[Dataset records]
◇ ◇ ◇ ◇ ◇ ◇ ◇

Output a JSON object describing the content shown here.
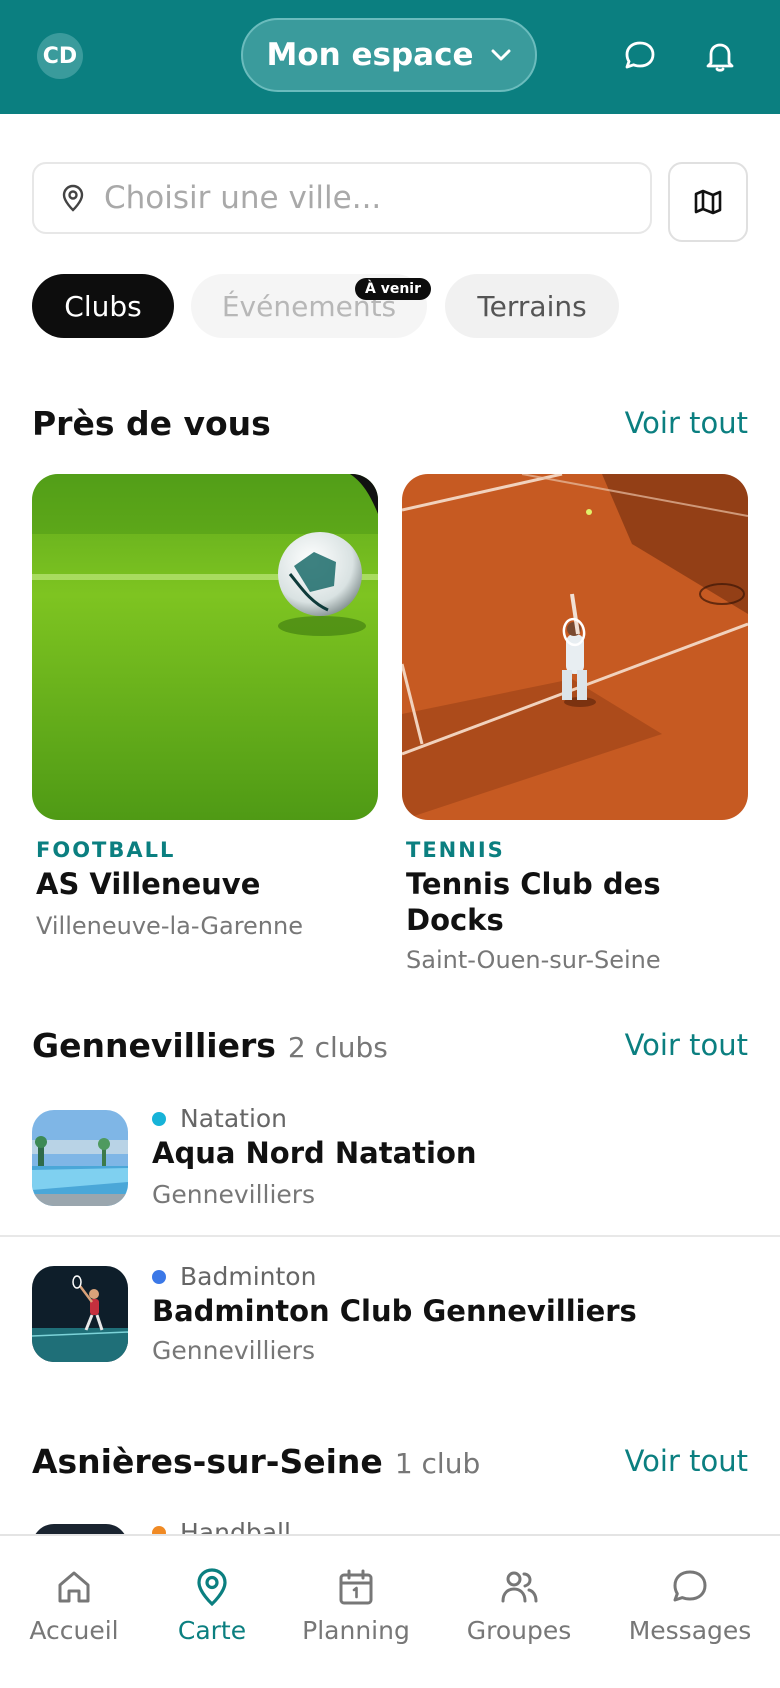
{
  "header": {
    "avatar_initials": "CD",
    "space_label": "Mon espace",
    "icons": [
      "chevron-down-icon",
      "chat-icon",
      "bell-icon"
    ]
  },
  "search": {
    "placeholder": "Choisir une ville..."
  },
  "tabs": [
    {
      "label": "Clubs",
      "active": true
    },
    {
      "label": "Événements",
      "badge": "À venir",
      "disabled": true
    },
    {
      "label": "Terrains"
    }
  ],
  "nearby": {
    "title": "Près de vous",
    "see_all": "Voir tout",
    "cards": [
      {
        "sport": "FOOTBALL",
        "name": "AS Villeneuve",
        "city": "Villeneuve-la-Garenne"
      },
      {
        "sport": "TENNIS",
        "name": "Tennis Club des Docks",
        "city": "Saint-Ouen-sur-Seine"
      }
    ]
  },
  "gennevilliers": {
    "title": "Gennevilliers",
    "count": "2 clubs",
    "see_all": "Voir tout",
    "clubs": [
      {
        "sport": "Natation",
        "dot_color": "#17b3d8",
        "name": "Aqua Nord Natation",
        "city": "Gennevilliers"
      },
      {
        "sport": "Badminton",
        "dot_color": "#3b78e7",
        "name": "Badminton Club Gennevilliers",
        "city": "Gennevilliers"
      }
    ]
  },
  "asnieres": {
    "title": "Asnières-sur-Seine",
    "count": "1 club",
    "see_all": "Voir tout",
    "clubs": [
      {
        "sport": "Handball",
        "dot_color": "#f08a24"
      }
    ]
  },
  "bottom_nav": [
    {
      "label": "Accueil",
      "icon": "home-icon"
    },
    {
      "label": "Carte",
      "icon": "map-pin-icon",
      "active": true
    },
    {
      "label": "Planning",
      "icon": "calendar-icon"
    },
    {
      "label": "Groupes",
      "icon": "users-icon"
    },
    {
      "label": "Messages",
      "icon": "message-icon"
    }
  ],
  "colors": {
    "brand": "#0b7f80",
    "active_tab": "#0d0d0d"
  }
}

◇ ◇ ◇ ◇ ◇ ◇ ◇

WHAT YOU HAVE TO DO
Each record should be quoted exactly, with the images omitted.

SOLVED EXERCISE
Output a JSON object describing the content shown here.
{
  "header": {
    "avatar_initials": "CD",
    "space_label": "Mon espace",
    "icons": [
      "chevron-down-icon",
      "chat-icon",
      "bell-icon"
    ]
  },
  "search": {
    "placeholder": "Choisir une ville..."
  },
  "tabs": [
    {
      "label": "Clubs",
      "active": true
    },
    {
      "label": "Événements",
      "badge": "À venir",
      "disabled": true
    },
    {
      "label": "Terrains"
    }
  ],
  "nearby": {
    "title": "Près de vous",
    "see_all": "Voir tout",
    "cards": [
      {
        "sport": "FOOTBALL",
        "name": "AS Villeneuve",
        "city": "Villeneuve-la-Garenne"
      },
      {
        "sport": "TENNIS",
        "name": "Tennis Club des Docks",
        "city": "Saint-Ouen-sur-Seine"
      }
    ]
  },
  "gennevilliers": {
    "title": "Gennevilliers",
    "count": "2 clubs",
    "see_all": "Voir tout",
    "clubs": [
      {
        "sport": "Natation",
        "dot_color": "#17b3d8",
        "name": "Aqua Nord Natation",
        "city": "Gennevilliers"
      },
      {
        "sport": "Badminton",
        "dot_color": "#3b78e7",
        "name": "Badminton Club Gennevilliers",
        "city": "Gennevilliers"
      }
    ]
  },
  "asnieres": {
    "title": "Asnières-sur-Seine",
    "count": "1 club",
    "see_all": "Voir tout",
    "clubs": [
      {
        "sport": "Handball",
        "dot_color": "#f08a24"
      }
    ]
  },
  "bottom_nav": [
    {
      "label": "Accueil",
      "icon": "home-icon"
    },
    {
      "label": "Carte",
      "icon": "map-pin-icon",
      "active": true
    },
    {
      "label": "Planning",
      "icon": "calendar-icon"
    },
    {
      "label": "Groupes",
      "icon": "users-icon"
    },
    {
      "label": "Messages",
      "icon": "message-icon"
    }
  ],
  "colors": {
    "brand": "#0b7f80",
    "active_tab": "#0d0d0d"
  }
}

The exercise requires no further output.